> [AIM]: Below are the records. List every line holding the word "Information".

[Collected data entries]
--

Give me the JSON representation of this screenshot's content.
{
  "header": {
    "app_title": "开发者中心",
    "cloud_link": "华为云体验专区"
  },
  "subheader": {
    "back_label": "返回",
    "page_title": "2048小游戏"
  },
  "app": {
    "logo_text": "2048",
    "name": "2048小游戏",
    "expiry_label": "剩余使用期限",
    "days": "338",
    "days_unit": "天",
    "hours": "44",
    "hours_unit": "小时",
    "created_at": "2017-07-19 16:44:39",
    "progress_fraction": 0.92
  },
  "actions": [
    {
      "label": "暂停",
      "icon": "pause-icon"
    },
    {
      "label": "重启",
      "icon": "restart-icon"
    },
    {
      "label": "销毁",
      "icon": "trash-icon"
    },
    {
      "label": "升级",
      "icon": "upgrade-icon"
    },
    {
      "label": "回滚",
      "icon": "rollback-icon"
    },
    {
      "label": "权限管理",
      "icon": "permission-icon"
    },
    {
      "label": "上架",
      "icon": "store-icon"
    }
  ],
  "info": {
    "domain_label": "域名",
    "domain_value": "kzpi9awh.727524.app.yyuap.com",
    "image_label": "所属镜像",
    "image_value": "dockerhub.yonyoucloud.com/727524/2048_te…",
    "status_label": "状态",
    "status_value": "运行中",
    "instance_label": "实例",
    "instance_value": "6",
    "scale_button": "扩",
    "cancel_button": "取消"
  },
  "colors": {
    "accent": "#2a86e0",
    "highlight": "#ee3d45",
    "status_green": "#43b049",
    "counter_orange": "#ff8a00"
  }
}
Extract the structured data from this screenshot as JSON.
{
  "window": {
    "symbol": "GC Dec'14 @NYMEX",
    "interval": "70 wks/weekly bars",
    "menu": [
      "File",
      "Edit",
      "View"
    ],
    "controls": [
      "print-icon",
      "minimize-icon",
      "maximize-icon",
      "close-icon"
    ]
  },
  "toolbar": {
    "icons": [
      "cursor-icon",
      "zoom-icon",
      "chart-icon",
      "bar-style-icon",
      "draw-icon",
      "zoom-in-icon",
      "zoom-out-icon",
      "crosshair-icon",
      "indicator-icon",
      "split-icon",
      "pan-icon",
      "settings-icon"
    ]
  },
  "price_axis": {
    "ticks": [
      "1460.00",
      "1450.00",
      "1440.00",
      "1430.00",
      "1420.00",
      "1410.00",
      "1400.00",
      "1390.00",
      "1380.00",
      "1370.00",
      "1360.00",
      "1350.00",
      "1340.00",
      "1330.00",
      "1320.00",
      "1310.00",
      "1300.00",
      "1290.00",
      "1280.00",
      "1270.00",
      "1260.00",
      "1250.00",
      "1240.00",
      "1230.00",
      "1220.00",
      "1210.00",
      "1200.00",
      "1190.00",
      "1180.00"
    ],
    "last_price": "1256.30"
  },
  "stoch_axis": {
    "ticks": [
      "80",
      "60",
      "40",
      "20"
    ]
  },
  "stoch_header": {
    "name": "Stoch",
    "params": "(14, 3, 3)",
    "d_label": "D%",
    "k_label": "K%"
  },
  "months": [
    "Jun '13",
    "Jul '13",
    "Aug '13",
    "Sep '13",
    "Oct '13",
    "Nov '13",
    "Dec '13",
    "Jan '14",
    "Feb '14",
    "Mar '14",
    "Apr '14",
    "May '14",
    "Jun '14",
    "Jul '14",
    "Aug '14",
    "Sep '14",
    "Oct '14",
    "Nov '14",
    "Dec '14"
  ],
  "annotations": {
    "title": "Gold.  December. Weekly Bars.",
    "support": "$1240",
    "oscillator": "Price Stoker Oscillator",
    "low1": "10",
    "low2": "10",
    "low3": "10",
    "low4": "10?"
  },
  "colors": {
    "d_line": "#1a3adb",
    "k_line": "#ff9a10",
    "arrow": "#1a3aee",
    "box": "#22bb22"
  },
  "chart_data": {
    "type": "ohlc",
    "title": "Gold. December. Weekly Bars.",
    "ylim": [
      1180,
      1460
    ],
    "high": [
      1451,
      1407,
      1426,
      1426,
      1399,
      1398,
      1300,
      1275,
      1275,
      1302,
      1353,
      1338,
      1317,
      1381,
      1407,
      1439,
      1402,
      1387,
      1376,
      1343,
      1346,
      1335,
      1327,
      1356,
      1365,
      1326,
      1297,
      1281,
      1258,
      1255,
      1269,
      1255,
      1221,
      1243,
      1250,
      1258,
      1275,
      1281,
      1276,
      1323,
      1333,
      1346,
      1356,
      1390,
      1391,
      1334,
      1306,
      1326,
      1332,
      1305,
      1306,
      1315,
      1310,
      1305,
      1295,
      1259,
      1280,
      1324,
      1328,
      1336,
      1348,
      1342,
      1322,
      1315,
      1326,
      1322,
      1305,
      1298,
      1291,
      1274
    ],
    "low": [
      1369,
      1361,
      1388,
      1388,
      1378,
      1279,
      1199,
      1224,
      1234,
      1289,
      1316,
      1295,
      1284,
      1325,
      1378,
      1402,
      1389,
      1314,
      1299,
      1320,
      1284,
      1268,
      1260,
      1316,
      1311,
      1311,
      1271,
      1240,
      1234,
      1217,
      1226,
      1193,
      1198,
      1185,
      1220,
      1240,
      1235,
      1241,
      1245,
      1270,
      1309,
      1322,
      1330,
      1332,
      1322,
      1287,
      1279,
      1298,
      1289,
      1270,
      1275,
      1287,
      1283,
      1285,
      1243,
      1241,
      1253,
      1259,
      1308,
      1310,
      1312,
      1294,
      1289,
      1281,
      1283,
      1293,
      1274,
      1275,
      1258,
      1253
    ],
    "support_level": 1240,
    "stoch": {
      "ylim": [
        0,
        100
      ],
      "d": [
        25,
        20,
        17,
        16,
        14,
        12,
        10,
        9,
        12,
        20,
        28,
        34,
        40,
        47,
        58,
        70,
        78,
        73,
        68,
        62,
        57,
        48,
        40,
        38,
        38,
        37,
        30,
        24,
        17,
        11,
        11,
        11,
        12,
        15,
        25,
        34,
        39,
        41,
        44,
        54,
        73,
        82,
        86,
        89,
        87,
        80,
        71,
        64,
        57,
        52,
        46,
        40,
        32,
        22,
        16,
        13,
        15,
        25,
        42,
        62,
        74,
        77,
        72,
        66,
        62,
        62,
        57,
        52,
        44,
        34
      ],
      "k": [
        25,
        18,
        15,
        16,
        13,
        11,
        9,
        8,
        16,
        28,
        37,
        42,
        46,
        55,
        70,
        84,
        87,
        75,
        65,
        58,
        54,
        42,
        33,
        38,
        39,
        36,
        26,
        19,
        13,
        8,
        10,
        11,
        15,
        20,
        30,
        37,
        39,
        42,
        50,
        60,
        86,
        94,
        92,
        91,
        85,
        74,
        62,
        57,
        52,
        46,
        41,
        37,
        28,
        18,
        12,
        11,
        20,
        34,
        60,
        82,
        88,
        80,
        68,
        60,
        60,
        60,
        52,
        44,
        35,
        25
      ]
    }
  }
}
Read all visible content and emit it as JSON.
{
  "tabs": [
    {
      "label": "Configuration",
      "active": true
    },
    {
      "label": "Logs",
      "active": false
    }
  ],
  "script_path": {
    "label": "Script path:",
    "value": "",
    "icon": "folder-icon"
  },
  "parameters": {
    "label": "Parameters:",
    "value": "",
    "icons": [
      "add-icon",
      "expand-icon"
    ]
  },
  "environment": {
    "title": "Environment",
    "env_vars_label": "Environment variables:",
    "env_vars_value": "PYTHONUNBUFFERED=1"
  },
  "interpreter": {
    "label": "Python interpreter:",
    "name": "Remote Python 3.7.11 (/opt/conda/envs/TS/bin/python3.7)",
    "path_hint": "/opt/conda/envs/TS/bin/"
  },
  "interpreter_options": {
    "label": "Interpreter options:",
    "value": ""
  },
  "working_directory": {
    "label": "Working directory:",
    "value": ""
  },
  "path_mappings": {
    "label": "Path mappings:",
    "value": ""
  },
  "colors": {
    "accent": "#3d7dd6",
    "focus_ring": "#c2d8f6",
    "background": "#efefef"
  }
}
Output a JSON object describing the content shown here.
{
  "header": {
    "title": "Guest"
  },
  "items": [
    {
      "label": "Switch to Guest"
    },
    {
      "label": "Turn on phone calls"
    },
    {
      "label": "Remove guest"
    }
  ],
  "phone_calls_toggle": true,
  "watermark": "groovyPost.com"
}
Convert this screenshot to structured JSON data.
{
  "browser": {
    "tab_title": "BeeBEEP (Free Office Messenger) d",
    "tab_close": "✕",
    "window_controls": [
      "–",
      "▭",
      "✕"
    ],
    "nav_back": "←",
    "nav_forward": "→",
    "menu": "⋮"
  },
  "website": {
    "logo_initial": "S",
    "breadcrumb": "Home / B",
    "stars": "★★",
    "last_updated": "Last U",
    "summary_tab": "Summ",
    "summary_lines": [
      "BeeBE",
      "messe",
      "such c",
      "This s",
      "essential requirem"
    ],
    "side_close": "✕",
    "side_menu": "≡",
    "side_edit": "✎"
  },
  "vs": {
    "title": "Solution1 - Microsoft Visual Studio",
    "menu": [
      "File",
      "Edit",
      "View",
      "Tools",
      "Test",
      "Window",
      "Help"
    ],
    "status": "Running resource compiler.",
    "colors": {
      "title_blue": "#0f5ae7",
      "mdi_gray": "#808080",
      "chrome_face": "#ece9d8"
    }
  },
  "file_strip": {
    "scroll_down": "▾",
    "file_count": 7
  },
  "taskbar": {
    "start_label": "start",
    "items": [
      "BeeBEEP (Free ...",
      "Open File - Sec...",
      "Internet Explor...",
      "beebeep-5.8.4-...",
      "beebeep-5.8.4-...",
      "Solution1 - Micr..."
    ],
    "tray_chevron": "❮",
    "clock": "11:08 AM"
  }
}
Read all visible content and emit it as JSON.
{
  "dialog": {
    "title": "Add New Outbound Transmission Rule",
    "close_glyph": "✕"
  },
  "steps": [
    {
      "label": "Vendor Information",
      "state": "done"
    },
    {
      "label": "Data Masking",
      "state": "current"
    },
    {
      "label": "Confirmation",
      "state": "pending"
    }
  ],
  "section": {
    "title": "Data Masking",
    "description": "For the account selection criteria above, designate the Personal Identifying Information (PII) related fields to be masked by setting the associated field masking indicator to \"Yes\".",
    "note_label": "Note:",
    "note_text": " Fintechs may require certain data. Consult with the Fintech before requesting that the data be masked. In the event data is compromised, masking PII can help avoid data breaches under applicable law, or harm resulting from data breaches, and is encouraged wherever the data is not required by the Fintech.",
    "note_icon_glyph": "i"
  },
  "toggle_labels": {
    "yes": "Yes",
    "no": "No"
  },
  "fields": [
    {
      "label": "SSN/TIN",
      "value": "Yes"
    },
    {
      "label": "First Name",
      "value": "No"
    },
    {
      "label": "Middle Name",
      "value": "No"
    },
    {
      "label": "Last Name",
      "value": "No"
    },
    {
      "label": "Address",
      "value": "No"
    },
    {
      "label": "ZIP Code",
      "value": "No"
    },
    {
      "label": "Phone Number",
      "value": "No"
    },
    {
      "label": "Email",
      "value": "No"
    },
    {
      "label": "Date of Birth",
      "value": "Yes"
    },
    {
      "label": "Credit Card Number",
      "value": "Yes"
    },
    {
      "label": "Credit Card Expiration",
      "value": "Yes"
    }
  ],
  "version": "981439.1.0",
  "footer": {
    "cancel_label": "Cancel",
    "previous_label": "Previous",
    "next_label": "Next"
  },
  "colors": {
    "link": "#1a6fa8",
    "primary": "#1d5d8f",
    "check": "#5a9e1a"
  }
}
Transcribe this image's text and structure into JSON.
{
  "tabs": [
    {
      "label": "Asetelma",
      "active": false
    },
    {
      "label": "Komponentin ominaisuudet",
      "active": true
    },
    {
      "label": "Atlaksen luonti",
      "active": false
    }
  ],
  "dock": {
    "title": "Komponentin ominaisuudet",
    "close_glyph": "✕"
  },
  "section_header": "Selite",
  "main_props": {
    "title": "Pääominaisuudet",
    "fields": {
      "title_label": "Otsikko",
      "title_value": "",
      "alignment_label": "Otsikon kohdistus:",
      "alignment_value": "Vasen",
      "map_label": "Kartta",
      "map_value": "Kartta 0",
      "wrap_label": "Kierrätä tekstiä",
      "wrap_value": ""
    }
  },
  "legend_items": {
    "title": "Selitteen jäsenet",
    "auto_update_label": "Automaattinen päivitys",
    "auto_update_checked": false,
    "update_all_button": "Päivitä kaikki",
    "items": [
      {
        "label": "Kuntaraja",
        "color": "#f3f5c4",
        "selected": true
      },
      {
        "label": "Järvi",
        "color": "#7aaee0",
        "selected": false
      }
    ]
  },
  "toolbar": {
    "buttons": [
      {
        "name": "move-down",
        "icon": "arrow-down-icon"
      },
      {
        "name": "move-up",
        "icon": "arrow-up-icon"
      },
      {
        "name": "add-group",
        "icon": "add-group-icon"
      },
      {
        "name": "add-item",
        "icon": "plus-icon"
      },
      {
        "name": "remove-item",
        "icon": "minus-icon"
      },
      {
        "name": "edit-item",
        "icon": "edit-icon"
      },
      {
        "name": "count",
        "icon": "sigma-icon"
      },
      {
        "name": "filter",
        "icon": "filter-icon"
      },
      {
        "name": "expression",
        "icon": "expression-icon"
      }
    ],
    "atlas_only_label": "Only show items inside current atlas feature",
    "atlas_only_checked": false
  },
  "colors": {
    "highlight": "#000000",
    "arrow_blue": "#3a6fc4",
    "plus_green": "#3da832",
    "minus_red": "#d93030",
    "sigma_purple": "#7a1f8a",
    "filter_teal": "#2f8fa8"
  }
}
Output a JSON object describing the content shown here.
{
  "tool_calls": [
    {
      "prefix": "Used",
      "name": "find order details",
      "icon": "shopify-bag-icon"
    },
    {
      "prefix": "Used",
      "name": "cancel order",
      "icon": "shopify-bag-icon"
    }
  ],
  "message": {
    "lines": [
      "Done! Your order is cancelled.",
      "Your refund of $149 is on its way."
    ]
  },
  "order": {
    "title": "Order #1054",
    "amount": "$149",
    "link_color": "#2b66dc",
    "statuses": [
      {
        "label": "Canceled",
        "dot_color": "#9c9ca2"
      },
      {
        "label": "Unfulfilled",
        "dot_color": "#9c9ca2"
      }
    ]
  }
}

--

> [FULL OUTPUT]:
      "label": "Vendor Information",
    "description": "For the account selection criteria above, designate the Personal Identifying Information (PII) related fields to be masked by setting the associated field masking indicator to \"Yes\".",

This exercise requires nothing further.